§ **EXERCISE DIRECTIONS**: Could you retype all of the data below exactly as given?

§ **SUPPLIED RECORDS**:

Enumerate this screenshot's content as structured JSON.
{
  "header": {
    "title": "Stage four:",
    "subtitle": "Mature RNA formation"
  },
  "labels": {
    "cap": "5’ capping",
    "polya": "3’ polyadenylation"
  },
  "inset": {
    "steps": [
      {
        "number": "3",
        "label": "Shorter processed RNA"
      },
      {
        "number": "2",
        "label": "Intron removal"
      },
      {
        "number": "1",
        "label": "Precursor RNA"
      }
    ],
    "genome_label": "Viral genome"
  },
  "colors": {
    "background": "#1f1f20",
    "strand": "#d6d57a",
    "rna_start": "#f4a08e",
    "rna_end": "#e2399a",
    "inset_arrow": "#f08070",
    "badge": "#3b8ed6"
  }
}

§ **ANSWER TO THE EXERCISE**:
Enumerate this screenshot's content as structured JSON.
{
  "header": {
    "title": "Stage four:",
    "subtitle": "Mature RNA formation"
  },
  "labels": {
    "cap": "5’ capping",
    "polya": "3’ polyadenylation"
  },
  "inset": {
    "steps": [
      {
        "number": "3",
        "label": "Shorter processed RNA"
      },
      {
        "number": "2",
        "label": "Intron removal"
      },
      {
        "number": "1",
        "label": "Precursor RNA"
      }
    ],
    "genome_label": "Viral genome"
  },
  "colors": {
    "background": "#1f1f20",
    "strand": "#d6d57a",
    "rna_start": "#f4a08e",
    "rna_end": "#e2399a",
    "inset_arrow": "#f08070",
    "badge": "#3b8ed6"
  }
}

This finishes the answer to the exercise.